In the copy, include every entry exactly but none of the images.

━━━━━ Supplied entries

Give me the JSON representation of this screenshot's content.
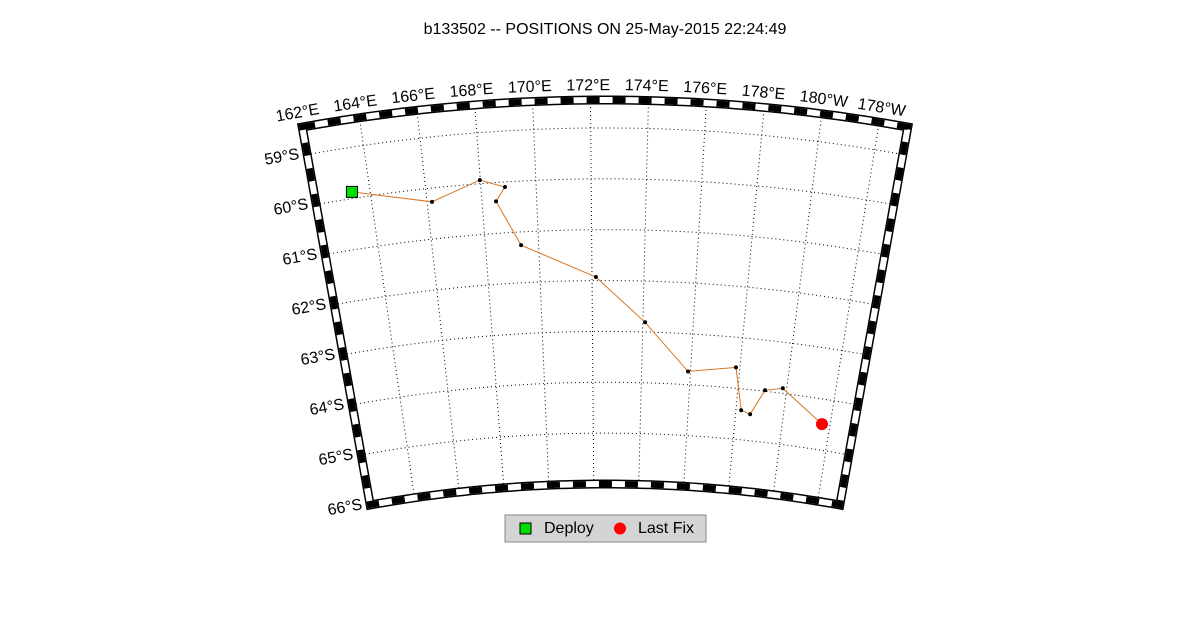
{
  "title": "b133502 -- POSITIONS ON 25-May-2015 22:24:49",
  "map": {
    "lon_lim": [
      162,
      183
    ],
    "lat_lim": [
      -66,
      -58.45
    ],
    "lon_ticks": [
      {
        "value": 162,
        "label": "162°E"
      },
      {
        "value": 164,
        "label": "164°E"
      },
      {
        "value": 166,
        "label": "166°E"
      },
      {
        "value": 168,
        "label": "168°E"
      },
      {
        "value": 170,
        "label": "170°E"
      },
      {
        "value": 172,
        "label": "172°E"
      },
      {
        "value": 174,
        "label": "174°E"
      },
      {
        "value": 176,
        "label": "176°E"
      },
      {
        "value": 178,
        "label": "178°E"
      },
      {
        "value": 180,
        "label": "180°W"
      },
      {
        "value": 182,
        "label": "178°W"
      }
    ],
    "lat_ticks": [
      {
        "value": -59,
        "label": "59°S"
      },
      {
        "value": -60,
        "label": "60°S"
      },
      {
        "value": -61,
        "label": "61°S"
      },
      {
        "value": -62,
        "label": "62°S"
      },
      {
        "value": -63,
        "label": "63°S"
      },
      {
        "value": -64,
        "label": "64°S"
      },
      {
        "value": -65,
        "label": "65°S"
      },
      {
        "value": -66,
        "label": "66°S"
      }
    ],
    "grid": true
  },
  "track": {
    "color": "#d9751f",
    "lon": [
      163.35,
      166.18,
      167.98,
      168.87,
      168.51,
      169.34,
      172.15,
      174.09,
      175.9,
      177.84,
      178.22,
      178.61,
      179.12,
      179.84,
      181.66
    ],
    "lat": [
      -59.87,
      -60.27,
      -59.93,
      -60.1,
      -60.37,
      -61.26,
      -61.93,
      -62.81,
      -63.74,
      -63.59,
      -64.42,
      -64.48,
      -63.98,
      -63.9,
      -64.49
    ]
  },
  "legend": [
    {
      "name": "Deploy",
      "color": "#00e000"
    },
    {
      "name": "Last Fix",
      "color": "#ff0000"
    }
  ]
}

━━━━━━━━━━

## The response
Give me the JSON representation of this screenshot's content.
{
  "title": "b133502 -- POSITIONS ON 25-May-2015 22:24:49",
  "map": {
    "lon_lim": [
      162,
      183
    ],
    "lat_lim": [
      -66,
      -58.45
    ],
    "lon_ticks": [
      {
        "value": 162,
        "label": "162°E"
      },
      {
        "value": 164,
        "label": "164°E"
      },
      {
        "value": 166,
        "label": "166°E"
      },
      {
        "value": 168,
        "label": "168°E"
      },
      {
        "value": 170,
        "label": "170°E"
      },
      {
        "value": 172,
        "label": "172°E"
      },
      {
        "value": 174,
        "label": "174°E"
      },
      {
        "value": 176,
        "label": "176°E"
      },
      {
        "value": 178,
        "label": "178°E"
      },
      {
        "value": 180,
        "label": "180°W"
      },
      {
        "value": 182,
        "label": "178°W"
      }
    ],
    "lat_ticks": [
      {
        "value": -59,
        "label": "59°S"
      },
      {
        "value": -60,
        "label": "60°S"
      },
      {
        "value": -61,
        "label": "61°S"
      },
      {
        "value": -62,
        "label": "62°S"
      },
      {
        "value": -63,
        "label": "63°S"
      },
      {
        "value": -64,
        "label": "64°S"
      },
      {
        "value": -65,
        "label": "65°S"
      },
      {
        "value": -66,
        "label": "66°S"
      }
    ],
    "grid": true
  },
  "track": {
    "color": "#d9751f",
    "lon": [
      163.35,
      166.18,
      167.98,
      168.87,
      168.51,
      169.34,
      172.15,
      174.09,
      175.9,
      177.84,
      178.22,
      178.61,
      179.12,
      179.84,
      181.66
    ],
    "lat": [
      -59.87,
      -60.27,
      -59.93,
      -60.1,
      -60.37,
      -61.26,
      -61.93,
      -62.81,
      -63.74,
      -63.59,
      -64.42,
      -64.48,
      -63.98,
      -63.9,
      -64.49
    ]
  },
  "legend": [
    {
      "name": "Deploy",
      "color": "#00e000"
    },
    {
      "name": "Last Fix",
      "color": "#ff0000"
    }
  ]
}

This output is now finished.